[Stored data]
** BEGIN **

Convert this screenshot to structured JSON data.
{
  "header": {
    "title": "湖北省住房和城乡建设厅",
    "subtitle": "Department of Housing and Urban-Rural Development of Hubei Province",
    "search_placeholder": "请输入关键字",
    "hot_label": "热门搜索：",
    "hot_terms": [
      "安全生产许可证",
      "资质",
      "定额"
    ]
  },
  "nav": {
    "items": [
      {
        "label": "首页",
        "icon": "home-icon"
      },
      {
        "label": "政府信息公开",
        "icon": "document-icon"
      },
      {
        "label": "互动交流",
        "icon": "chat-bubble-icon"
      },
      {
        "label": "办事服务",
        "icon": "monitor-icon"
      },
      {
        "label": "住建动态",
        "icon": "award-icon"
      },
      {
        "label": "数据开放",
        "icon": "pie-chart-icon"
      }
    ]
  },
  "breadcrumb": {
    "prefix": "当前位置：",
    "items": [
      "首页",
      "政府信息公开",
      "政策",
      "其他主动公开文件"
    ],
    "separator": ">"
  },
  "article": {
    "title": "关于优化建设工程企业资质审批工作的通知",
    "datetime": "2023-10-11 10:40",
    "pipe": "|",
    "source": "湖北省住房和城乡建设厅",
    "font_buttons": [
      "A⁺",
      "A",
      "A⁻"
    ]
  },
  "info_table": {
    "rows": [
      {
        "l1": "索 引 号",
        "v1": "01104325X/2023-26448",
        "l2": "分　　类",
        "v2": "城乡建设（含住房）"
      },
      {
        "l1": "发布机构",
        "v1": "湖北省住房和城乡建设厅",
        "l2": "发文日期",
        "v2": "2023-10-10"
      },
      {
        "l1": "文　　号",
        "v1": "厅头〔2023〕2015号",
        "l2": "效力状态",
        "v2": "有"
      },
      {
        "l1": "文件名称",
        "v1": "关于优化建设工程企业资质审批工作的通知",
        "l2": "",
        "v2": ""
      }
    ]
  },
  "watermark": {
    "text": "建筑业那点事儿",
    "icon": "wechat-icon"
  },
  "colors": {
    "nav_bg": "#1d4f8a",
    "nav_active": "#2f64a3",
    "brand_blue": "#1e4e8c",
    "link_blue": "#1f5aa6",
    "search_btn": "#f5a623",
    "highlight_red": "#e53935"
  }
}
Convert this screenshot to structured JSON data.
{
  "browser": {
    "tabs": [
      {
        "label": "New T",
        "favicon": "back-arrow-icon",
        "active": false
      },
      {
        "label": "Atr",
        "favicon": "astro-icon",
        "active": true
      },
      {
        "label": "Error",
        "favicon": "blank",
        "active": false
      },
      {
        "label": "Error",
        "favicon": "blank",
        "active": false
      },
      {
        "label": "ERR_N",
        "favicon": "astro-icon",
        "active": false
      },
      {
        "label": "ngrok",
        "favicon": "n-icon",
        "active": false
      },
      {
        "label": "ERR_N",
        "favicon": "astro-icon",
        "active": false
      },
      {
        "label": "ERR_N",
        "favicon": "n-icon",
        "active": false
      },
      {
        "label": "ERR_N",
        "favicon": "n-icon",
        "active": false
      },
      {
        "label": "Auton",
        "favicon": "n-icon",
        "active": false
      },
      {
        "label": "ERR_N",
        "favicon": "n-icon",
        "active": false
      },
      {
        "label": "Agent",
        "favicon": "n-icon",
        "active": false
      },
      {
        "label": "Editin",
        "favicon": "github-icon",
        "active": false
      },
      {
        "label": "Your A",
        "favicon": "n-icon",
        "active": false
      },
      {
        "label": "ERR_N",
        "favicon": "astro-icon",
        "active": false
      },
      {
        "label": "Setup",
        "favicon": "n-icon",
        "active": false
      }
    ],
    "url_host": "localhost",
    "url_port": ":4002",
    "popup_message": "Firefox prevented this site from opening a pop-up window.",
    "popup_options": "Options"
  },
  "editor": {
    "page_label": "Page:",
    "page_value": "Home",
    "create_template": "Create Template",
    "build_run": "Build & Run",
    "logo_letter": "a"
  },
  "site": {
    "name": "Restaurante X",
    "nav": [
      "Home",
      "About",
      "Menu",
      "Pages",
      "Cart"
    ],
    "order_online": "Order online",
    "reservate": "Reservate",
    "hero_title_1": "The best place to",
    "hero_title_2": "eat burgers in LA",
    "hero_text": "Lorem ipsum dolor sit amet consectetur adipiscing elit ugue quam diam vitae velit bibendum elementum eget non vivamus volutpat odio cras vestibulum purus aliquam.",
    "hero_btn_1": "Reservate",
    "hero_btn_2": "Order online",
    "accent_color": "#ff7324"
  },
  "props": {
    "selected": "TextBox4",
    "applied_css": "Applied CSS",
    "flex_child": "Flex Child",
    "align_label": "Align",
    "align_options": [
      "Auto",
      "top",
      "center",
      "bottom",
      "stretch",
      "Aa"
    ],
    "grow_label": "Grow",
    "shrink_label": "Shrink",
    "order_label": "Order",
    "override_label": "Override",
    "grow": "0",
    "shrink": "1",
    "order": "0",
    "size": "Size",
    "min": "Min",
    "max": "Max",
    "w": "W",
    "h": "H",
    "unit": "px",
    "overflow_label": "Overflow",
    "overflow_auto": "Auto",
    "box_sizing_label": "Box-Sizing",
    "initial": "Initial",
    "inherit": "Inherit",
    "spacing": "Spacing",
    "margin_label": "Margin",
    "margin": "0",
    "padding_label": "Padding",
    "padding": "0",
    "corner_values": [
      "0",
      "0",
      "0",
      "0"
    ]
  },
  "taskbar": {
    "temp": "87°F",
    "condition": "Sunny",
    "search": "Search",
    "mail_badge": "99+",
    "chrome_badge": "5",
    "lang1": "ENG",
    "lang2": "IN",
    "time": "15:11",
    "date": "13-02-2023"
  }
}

** END **

#### [Directions]
Can you restate every record above word for word?

#### [Right answer]
Convert this screenshot to structured JSON data.
{
  "header": {
    "title": "湖北省住房和城乡建设厅",
    "subtitle": "Department of Housing and Urban-Rural Development of Hubei Province",
    "search_placeholder": "请输入关键字",
    "hot_label": "热门搜索：",
    "hot_terms": [
      "安全生产许可证",
      "资质",
      "定额"
    ]
  },
  "nav": {
    "items": [
      {
        "label": "首页",
        "icon": "home-icon"
      },
      {
        "label": "政府信息公开",
        "icon": "document-icon"
      },
      {
        "label": "互动交流",
        "icon": "chat-bubble-icon"
      },
      {
        "label": "办事服务",
        "icon": "monitor-icon"
      },
      {
        "label": "住建动态",
        "icon": "award-icon"
      },
      {
        "label": "数据开放",
        "icon": "pie-chart-icon"
      }
    ]
  },
  "breadcrumb": {
    "prefix": "当前位置：",
    "items": [
      "首页",
      "政府信息公开",
      "政策",
      "其他主动公开文件"
    ],
    "separator": ">"
  },
  "article": {
    "title": "关于优化建设工程企业资质审批工作的通知",
    "datetime": "2023-10-11 10:40",
    "pipe": "|",
    "source": "湖北省住房和城乡建设厅",
    "font_buttons": [
      "A⁺",
      "A",
      "A⁻"
    ]
  },
  "info_table": {
    "rows": [
      {
        "l1": "索 引 号",
        "v1": "01104325X/2023-26448",
        "l2": "分　　类",
        "v2": "城乡建设（含住房）"
      },
      {
        "l1": "发布机构",
        "v1": "湖北省住房和城乡建设厅",
        "l2": "发文日期",
        "v2": "2023-10-10"
      },
      {
        "l1": "文　　号",
        "v1": "厅头〔2023〕2015号",
        "l2": "效力状态",
        "v2": "有"
      },
      {
        "l1": "文件名称",
        "v1": "关于优化建设工程企业资质审批工作的通知",
        "l2": "",
        "v2": ""
      }
    ]
  },
  "watermark": {
    "text": "建筑业那点事儿",
    "icon": "wechat-icon"
  },
  "colors": {
    "nav_bg": "#1d4f8a",
    "nav_active": "#2f64a3",
    "brand_blue": "#1e4e8c",
    "link_blue": "#1f5aa6",
    "search_btn": "#f5a623",
    "highlight_red": "#e53935"
  }
}
Convert this screenshot to structured JSON data.
{
  "browser": {
    "tabs": [
      {
        "label": "New T",
        "favicon": "back-arrow-icon",
        "active": false
      },
      {
        "label": "Atr",
        "favicon": "astro-icon",
        "active": true
      },
      {
        "label": "Error",
        "favicon": "blank",
        "active": false
      },
      {
        "label": "Error",
        "favicon": "blank",
        "active": false
      },
      {
        "label": "ERR_N",
        "favicon": "astro-icon",
        "active": false
      },
      {
        "label": "ngrok",
        "favicon": "n-icon",
        "active": false
      },
      {
        "label": "ERR_N",
        "favicon": "astro-icon",
        "active": false
      },
      {
        "label": "ERR_N",
        "favicon": "n-icon",
        "active": false
      },
      {
        "label": "ERR_N",
        "favicon": "n-icon",
        "active": false
      },
      {
        "label": "Auton",
        "favicon": "n-icon",
        "active": false
      },
      {
        "label": "ERR_N",
        "favicon": "n-icon",
        "active": false
      },
      {
        "label": "Agent",
        "favicon": "n-icon",
        "active": false
      },
      {
        "label": "Editin",
        "favicon": "github-icon",
        "active": false
      },
      {
        "label": "Your A",
        "favicon": "n-icon",
        "active": false
      },
      {
        "label": "ERR_N",
        "favicon": "astro-icon",
        "active": false
      },
      {
        "label": "Setup",
        "favicon": "n-icon",
        "active": false
      }
    ],
    "url_host": "localhost",
    "url_port": ":4002",
    "popup_message": "Firefox prevented this site from opening a pop-up window.",
    "popup_options": "Options"
  },
  "editor": {
    "page_label": "Page:",
    "page_value": "Home",
    "create_template": "Create Template",
    "build_run": "Build & Run",
    "logo_letter": "a"
  },
  "site": {
    "name": "Restaurante X",
    "nav": [
      "Home",
      "About",
      "Menu",
      "Pages",
      "Cart"
    ],
    "order_online": "Order online",
    "reservate": "Reservate",
    "hero_title_1": "The best place to",
    "hero_title_2": "eat burgers in LA",
    "hero_text": "Lorem ipsum dolor sit amet consectetur adipiscing elit ugue quam diam vitae velit bibendum elementum eget non vivamus volutpat odio cras vestibulum purus aliquam.",
    "hero_btn_1": "Reservate",
    "hero_btn_2": "Order online",
    "accent_color": "#ff7324"
  },
  "props": {
    "selected": "TextBox4",
    "applied_css": "Applied CSS",
    "flex_child": "Flex Child",
    "align_label": "Align",
    "align_options": [
      "Auto",
      "top",
      "center",
      "bottom",
      "stretch",
      "Aa"
    ],
    "grow_label": "Grow",
    "shrink_label": "Shrink",
    "order_label": "Order",
    "override_label": "Override",
    "grow": "0",
    "shrink": "1",
    "order": "0",
    "size": "Size",
    "min": "Min",
    "max": "Max",
    "w": "W",
    "h": "H",
    "unit": "px",
    "overflow_label": "Overflow",
    "overflow_auto": "Auto",
    "box_sizing_label": "Box-Sizing",
    "initial": "Initial",
    "inherit": "Inherit",
    "spacing": "Spacing",
    "margin_label": "Margin",
    "margin": "0",
    "padding_label": "Padding",
    "padding": "0",
    "corner_values": [
      "0",
      "0",
      "0",
      "0"
    ]
  },
  "taskbar": {
    "temp": "87°F",
    "condition": "Sunny",
    "search": "Search",
    "mail_badge": "99+",
    "chrome_badge": "5",
    "lang1": "ENG",
    "lang2": "IN",
    "time": "15:11",
    "date": "13-02-2023"
  }
}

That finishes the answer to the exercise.